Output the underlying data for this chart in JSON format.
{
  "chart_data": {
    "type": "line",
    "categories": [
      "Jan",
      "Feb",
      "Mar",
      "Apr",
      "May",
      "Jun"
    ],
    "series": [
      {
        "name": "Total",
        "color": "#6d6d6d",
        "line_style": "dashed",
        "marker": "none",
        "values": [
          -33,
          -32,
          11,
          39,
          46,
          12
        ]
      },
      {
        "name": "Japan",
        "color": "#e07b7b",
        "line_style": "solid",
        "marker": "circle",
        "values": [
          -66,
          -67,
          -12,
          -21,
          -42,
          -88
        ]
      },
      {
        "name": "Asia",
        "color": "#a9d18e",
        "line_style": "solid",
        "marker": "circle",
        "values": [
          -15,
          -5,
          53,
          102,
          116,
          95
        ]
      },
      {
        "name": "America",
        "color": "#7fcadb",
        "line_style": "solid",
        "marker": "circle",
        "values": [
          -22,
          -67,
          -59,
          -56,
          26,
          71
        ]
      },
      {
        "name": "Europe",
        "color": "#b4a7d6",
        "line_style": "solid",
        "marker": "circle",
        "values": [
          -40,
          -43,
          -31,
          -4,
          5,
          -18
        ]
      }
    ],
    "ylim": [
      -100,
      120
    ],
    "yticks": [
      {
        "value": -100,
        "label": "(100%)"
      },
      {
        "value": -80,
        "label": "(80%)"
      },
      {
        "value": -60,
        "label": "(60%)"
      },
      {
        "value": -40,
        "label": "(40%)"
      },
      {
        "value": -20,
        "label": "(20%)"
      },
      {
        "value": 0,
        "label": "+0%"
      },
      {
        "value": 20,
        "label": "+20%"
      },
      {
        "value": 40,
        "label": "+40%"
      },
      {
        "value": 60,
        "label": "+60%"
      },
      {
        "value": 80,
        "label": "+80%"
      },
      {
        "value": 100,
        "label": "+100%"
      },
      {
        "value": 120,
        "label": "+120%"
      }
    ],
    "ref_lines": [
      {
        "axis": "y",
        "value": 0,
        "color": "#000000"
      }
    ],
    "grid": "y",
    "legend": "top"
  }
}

**Task description:** Return the listing above in its exact form.

**Solution for this task:**
Output the underlying data for this chart in JSON format.
{
  "chart_data": {
    "type": "line",
    "categories": [
      "Jan",
      "Feb",
      "Mar",
      "Apr",
      "May",
      "Jun"
    ],
    "series": [
      {
        "name": "Total",
        "color": "#6d6d6d",
        "line_style": "dashed",
        "marker": "none",
        "values": [
          -33,
          -32,
          11,
          39,
          46,
          12
        ]
      },
      {
        "name": "Japan",
        "color": "#e07b7b",
        "line_style": "solid",
        "marker": "circle",
        "values": [
          -66,
          -67,
          -12,
          -21,
          -42,
          -88
        ]
      },
      {
        "name": "Asia",
        "color": "#a9d18e",
        "line_style": "solid",
        "marker": "circle",
        "values": [
          -15,
          -5,
          53,
          102,
          116,
          95
        ]
      },
      {
        "name": "America",
        "color": "#7fcadb",
        "line_style": "solid",
        "marker": "circle",
        "values": [
          -22,
          -67,
          -59,
          -56,
          26,
          71
        ]
      },
      {
        "name": "Europe",
        "color": "#b4a7d6",
        "line_style": "solid",
        "marker": "circle",
        "values": [
          -40,
          -43,
          -31,
          -4,
          5,
          -18
        ]
      }
    ],
    "ylim": [
      -100,
      120
    ],
    "yticks": [
      {
        "value": -100,
        "label": "(100%)"
      },
      {
        "value": -80,
        "label": "(80%)"
      },
      {
        "value": -60,
        "label": "(60%)"
      },
      {
        "value": -40,
        "label": "(40%)"
      },
      {
        "value": -20,
        "label": "(20%)"
      },
      {
        "value": 0,
        "label": "+0%"
      },
      {
        "value": 20,
        "label": "+20%"
      },
      {
        "value": 40,
        "label": "+40%"
      },
      {
        "value": 60,
        "label": "+60%"
      },
      {
        "value": 80,
        "label": "+80%"
      },
      {
        "value": 100,
        "label": "+100%"
      },
      {
        "value": 120,
        "label": "+120%"
      }
    ],
    "ref_lines": [
      {
        "axis": "y",
        "value": 0,
        "color": "#000000"
      }
    ],
    "grid": "y",
    "legend": "top"
  }
}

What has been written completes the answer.